Input rows start
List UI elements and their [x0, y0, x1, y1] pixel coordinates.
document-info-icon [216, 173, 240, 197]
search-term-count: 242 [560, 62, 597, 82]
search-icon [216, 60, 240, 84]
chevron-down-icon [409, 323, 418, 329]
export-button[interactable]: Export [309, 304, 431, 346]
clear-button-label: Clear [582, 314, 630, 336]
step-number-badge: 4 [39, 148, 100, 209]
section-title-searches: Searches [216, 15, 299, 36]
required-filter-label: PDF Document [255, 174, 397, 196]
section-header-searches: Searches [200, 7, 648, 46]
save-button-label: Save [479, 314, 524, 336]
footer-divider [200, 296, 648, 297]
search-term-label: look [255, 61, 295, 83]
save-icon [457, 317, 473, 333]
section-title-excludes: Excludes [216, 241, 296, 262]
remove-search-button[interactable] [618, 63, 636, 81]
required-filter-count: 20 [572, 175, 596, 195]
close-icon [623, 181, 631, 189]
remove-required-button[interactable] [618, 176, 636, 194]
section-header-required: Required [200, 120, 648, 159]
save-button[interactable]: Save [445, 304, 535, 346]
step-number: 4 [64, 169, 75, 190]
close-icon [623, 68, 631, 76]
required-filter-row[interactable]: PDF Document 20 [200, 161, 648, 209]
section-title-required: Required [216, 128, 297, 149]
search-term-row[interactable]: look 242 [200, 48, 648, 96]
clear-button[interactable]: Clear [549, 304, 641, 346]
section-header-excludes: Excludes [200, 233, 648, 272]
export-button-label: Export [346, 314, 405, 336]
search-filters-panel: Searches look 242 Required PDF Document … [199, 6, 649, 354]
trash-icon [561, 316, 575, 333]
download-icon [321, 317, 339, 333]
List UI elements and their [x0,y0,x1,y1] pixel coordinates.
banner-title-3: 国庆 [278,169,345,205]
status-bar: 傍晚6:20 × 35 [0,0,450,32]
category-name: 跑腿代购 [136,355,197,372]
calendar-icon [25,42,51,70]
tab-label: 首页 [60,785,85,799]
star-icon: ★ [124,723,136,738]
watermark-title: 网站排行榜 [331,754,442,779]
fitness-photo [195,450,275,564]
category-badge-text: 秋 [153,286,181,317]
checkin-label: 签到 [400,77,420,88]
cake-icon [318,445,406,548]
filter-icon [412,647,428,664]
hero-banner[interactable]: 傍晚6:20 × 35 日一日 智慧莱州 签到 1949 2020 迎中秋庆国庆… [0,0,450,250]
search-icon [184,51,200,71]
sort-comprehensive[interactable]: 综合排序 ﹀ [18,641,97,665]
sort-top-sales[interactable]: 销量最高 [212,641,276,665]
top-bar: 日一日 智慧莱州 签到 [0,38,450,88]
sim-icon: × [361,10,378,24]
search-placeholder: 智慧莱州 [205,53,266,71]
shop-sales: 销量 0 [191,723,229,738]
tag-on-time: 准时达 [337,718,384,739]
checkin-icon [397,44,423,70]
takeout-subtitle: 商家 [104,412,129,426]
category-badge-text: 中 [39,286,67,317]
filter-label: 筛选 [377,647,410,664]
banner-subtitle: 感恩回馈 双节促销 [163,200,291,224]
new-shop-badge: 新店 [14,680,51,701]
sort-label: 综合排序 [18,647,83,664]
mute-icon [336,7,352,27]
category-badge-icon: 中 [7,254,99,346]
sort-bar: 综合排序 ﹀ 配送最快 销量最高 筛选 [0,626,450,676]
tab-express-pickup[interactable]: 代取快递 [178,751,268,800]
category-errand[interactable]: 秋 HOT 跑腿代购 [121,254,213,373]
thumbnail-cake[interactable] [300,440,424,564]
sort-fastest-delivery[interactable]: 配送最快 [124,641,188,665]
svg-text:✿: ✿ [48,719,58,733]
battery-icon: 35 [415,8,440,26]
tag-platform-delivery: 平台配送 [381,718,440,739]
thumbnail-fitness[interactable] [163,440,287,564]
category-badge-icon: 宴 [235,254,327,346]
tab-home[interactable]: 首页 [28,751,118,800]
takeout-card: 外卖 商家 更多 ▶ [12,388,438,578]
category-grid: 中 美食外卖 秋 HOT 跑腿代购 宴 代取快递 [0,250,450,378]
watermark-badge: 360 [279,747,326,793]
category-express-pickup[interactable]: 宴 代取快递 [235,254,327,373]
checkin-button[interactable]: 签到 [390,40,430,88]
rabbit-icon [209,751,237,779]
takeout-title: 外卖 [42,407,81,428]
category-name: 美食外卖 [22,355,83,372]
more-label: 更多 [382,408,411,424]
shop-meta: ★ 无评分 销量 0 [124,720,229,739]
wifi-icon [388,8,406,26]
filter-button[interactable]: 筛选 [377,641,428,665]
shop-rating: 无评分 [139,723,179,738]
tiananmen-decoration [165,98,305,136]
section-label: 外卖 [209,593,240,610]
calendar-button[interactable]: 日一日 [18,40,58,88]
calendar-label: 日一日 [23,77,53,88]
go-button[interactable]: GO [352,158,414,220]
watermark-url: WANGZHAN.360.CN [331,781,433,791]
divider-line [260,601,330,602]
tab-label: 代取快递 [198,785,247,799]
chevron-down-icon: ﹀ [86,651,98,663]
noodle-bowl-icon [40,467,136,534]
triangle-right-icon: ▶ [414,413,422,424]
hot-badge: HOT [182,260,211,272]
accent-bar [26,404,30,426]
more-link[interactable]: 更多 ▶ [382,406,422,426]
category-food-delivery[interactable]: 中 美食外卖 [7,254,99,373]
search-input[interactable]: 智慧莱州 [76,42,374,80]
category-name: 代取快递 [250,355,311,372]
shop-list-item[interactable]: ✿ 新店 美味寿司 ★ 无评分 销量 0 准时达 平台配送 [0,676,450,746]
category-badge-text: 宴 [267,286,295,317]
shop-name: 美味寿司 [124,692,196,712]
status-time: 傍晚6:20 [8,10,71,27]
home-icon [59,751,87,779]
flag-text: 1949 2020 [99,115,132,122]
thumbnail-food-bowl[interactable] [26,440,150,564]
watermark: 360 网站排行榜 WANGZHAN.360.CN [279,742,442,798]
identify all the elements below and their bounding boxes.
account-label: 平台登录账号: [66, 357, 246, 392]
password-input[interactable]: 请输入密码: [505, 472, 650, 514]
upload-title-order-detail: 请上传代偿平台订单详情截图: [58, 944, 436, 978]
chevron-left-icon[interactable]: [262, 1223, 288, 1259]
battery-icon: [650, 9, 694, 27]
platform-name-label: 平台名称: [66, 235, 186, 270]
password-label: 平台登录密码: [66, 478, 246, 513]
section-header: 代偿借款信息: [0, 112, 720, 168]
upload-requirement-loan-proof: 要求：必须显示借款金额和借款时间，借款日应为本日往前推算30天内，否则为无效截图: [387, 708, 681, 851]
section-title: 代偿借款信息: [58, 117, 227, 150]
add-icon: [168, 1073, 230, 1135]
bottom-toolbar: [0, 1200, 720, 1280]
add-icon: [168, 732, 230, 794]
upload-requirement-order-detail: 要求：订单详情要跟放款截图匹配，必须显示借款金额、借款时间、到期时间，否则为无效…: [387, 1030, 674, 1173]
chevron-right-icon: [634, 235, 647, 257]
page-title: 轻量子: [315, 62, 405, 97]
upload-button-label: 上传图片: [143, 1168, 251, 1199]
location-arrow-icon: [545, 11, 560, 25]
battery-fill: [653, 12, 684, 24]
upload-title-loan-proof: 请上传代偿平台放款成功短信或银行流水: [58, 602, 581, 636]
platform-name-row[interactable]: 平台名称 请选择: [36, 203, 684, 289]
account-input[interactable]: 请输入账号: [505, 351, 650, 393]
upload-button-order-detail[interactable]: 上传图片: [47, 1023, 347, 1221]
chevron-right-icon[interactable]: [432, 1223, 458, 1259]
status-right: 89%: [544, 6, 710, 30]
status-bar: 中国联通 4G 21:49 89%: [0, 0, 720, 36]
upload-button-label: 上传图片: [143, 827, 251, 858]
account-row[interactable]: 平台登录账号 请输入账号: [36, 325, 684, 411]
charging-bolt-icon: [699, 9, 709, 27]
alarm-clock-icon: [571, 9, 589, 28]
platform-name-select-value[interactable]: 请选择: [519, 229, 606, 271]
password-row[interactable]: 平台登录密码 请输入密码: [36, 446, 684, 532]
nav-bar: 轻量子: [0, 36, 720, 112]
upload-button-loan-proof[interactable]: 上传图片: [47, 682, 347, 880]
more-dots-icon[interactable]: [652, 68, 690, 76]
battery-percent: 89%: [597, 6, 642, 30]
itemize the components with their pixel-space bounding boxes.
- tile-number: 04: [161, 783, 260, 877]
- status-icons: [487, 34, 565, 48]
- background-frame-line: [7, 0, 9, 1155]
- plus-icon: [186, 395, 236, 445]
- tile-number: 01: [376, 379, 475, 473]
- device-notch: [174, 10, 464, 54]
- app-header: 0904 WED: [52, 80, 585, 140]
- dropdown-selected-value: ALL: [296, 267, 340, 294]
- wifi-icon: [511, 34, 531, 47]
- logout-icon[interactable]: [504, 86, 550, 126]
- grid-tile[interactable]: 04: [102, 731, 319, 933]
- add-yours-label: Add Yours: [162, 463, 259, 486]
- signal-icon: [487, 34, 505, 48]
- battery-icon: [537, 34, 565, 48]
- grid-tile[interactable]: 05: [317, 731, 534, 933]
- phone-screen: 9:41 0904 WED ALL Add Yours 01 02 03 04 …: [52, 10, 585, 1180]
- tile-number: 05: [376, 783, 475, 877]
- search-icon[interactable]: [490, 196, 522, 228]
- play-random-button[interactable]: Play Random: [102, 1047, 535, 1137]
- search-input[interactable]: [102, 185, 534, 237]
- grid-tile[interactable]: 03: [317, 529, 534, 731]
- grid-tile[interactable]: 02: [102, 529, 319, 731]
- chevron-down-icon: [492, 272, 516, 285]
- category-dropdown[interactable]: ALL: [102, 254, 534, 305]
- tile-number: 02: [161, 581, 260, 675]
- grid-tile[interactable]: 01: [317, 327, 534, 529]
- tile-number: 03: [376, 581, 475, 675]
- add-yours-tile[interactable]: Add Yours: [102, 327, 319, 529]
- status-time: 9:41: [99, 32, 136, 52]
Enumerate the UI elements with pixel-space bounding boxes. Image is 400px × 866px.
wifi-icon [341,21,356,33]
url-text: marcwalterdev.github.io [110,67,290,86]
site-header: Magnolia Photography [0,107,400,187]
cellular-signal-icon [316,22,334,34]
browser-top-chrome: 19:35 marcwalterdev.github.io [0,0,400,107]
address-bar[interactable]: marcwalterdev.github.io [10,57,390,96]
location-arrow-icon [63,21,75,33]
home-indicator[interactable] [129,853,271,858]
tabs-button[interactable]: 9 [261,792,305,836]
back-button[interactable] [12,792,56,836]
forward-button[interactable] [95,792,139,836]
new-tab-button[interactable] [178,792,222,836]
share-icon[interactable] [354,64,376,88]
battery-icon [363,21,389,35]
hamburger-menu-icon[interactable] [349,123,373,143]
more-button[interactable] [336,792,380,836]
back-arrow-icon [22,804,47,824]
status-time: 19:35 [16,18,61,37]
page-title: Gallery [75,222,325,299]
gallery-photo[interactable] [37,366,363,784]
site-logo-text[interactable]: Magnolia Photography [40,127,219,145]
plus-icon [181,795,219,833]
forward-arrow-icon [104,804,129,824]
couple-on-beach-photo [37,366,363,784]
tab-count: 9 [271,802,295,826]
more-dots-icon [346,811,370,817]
Input rows end
_Task description_
Please swap "PDF Document" for "Word Document" in the lines from the start of the collection entries through the line holding "remove-search-button[interactable] [618, 63, 636, 81]", inclusive, leaving everything else unchanged.

_Reply to the exercise_
List UI elements and their [x0, y0, x1, y1] pixel coordinates.
document-info-icon [216, 173, 240, 197]
search-term-count: 242 [560, 62, 597, 82]
search-icon [216, 60, 240, 84]
chevron-down-icon [409, 323, 418, 329]
export-button[interactable]: Export [309, 304, 431, 346]
clear-button-label: Clear [582, 314, 630, 336]
step-number-badge: 4 [39, 148, 100, 209]
section-title-searches: Searches [216, 15, 299, 36]
required-filter-label: Word Document [255, 174, 397, 196]
section-header-searches: Searches [200, 7, 648, 46]
save-button-label: Save [479, 314, 524, 336]
footer-divider [200, 296, 648, 297]
search-term-label: look [255, 61, 295, 83]
save-icon [457, 317, 473, 333]
section-title-excludes: Excludes [216, 241, 296, 262]
remove-search-button[interactable] [618, 63, 636, 81]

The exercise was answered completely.